### [Required tasks]
1. List every programming language that the CI thread names as installed by default on the runners.
2. Answer each question from the CI thread:
(a) What reason does the thread give for not gzipping layers?
(b) Which kernel parameter does the thread name as being modified when pulling layers?
(c) Which CircleCI feature does the thread say the poster remembers liking?

### [Text]

## BEGIN

Posted by codesuki 1 day ago
- Ubuntu useradd command causes 30s+ hang [1]
- Ubuntu: sudo -u some-user unexpectedly ends up with environment variables for the runner [2]
They told you why it takes so long no? the runners come by default with loads of programming languages installed like Rust, Haskell, Node, Python, .Net etc so it sets all that up per user add.
I would also question why your adding users on an ephemeral runner.
We use runners for things that aren't quite "CI for software source code" that does some "weird" stuff.
For instance, we require that new developer system setup be automated - so we have a set of scripts to do that, and a CI runner that runs on those scripts.
Microsoft being microsoft I guess. Making computing progressively less and less delightful because your boss sees their buggy crap is right there so why don't you use it
That aside, GH Actions doesn’t seem any worse than GitLab. I forget why I stopped using CircleCI. Price maybe? I do remember liking the feature where you could enter the console of the CI job and run commands. That was awesome.
I agree though that yaml is not ideal.
- Intermediate tasks are cached in a docker-like manner (content-addressed by filesystem and environment). Tasks in a CI pipeline build on previous ones by applying the filesystem of dependent tasks (AFAIU via overlayfs), so you don't execute the same task twice. The most prominent example of this is a feature branch that is up-to-date with main passes CI on main as soon as it's merged, as every task on main is a cache-hit with the CI execution on the feature branch.
- Failures: the UI surfaces failures to the top, and because of the caching semantics, you can re-run just the failed tasks without having to re-run their dependencies.
- Debugging: they expose a breakpoint (https://www.rwx.com/docs/rwx/remote-debugging) command that stops execution during a task and allows you to shell into the remote container for debugging, so you can debug interactively rather than pushing `env` and other debugging tasks again and again. And when you do need to push to test a fix, the caching semantics again mean you skip all the setup.
There's a whole lot of other stuff. You can generate tasks to execute in a CI pipeline via any programming language of your choice, the concurrency control supports multiple modes, no need for `actions/cache` because of the caching semantics and the incremental caching feature (https://www.rwx.com/docs/rwx/tool-caches).
And I've never had a problem with the logs.
If you have a dockerfile where you make a small change in your source results in one particular very large layer that has to be built, then you want to fan out and run many parallel tests using that image, what actually happens when you try to run that new fat layer on a bunch of compute, and how is it better than the implied naive solution? That fat layer exists on a storage system somewhere, and a bunch of computer nodes need to read it, what happens?
1. We don't gzip layers like Docker does. Gzip is really slow, and it's much slower than the network. Storage is cheap. So it's much faster to transmit uncompressed layers than to transmit compressed layers and decompress them.
2. We've heavily tuned our agents for pulling layers fast. Disk throughput and IOPS are really important so we provision those higher than you typically would for running workloads in the cloud. When pulling layers we modify kernel parameters like the dirty_ratio to values that we've empirically found with layer pulls. We make sure we completely exhaust our network bandwidth and throughput when pulling layers. And so on.
3. This third one is experimental and something we're actively working on improving, but we have our own underlying filesystem which lazily loads the files from a layer instead of pulling tons of (potentially unneeded) files up front. This is similar to AWS's [Seekable OCI](https://github.com/awslabs/soci-snapshotter) but tuned for our particular needs.

## END

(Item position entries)
## BEGIN

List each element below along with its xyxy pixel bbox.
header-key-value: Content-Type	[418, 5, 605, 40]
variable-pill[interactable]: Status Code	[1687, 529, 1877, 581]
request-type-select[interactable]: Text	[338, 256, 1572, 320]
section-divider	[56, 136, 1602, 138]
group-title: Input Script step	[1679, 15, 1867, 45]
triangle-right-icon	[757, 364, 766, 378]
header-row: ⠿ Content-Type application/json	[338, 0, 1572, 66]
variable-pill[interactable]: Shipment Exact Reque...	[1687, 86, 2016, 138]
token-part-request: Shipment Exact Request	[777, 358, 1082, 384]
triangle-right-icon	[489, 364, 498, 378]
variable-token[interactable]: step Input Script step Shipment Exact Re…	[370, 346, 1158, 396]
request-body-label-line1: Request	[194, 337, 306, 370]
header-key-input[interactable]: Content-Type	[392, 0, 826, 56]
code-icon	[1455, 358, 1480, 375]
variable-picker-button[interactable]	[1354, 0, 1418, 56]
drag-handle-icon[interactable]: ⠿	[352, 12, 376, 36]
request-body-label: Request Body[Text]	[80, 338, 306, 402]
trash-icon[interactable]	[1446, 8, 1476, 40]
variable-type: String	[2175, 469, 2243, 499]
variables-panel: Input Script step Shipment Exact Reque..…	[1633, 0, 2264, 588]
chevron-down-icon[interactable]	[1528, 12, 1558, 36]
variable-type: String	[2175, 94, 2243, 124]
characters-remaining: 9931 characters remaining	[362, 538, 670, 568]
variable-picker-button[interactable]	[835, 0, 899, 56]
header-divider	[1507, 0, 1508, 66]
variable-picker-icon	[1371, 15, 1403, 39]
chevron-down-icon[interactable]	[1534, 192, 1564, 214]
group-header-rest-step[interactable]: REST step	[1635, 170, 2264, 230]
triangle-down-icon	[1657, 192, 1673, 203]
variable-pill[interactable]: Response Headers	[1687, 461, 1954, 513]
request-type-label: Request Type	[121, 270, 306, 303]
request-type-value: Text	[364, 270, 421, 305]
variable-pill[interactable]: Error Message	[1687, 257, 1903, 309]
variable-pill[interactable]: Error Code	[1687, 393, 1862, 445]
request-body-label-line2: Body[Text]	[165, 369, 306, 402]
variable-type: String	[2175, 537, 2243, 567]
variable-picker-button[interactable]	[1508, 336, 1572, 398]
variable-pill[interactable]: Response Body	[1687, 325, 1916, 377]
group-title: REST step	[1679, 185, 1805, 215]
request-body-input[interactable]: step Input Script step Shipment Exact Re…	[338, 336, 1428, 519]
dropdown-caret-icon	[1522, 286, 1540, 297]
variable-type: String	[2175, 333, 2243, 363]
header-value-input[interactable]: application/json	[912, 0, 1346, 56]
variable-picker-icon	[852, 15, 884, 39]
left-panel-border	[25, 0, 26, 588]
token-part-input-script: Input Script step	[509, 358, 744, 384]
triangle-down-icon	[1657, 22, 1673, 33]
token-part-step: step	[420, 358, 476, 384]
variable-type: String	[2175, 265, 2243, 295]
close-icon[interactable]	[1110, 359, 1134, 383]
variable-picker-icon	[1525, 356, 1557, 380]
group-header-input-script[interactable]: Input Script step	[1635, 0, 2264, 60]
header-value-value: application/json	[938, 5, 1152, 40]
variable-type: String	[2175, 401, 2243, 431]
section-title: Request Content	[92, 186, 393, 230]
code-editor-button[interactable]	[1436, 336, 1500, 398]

## END

### [Problem solutions]
1. Rust, Haskell, Node, Python, .Net

2.
(a) Gzip is really slow, much slower than the network.
(b) The dirty_ratio.
(c) The ability to enter the console of the CI job and run commands.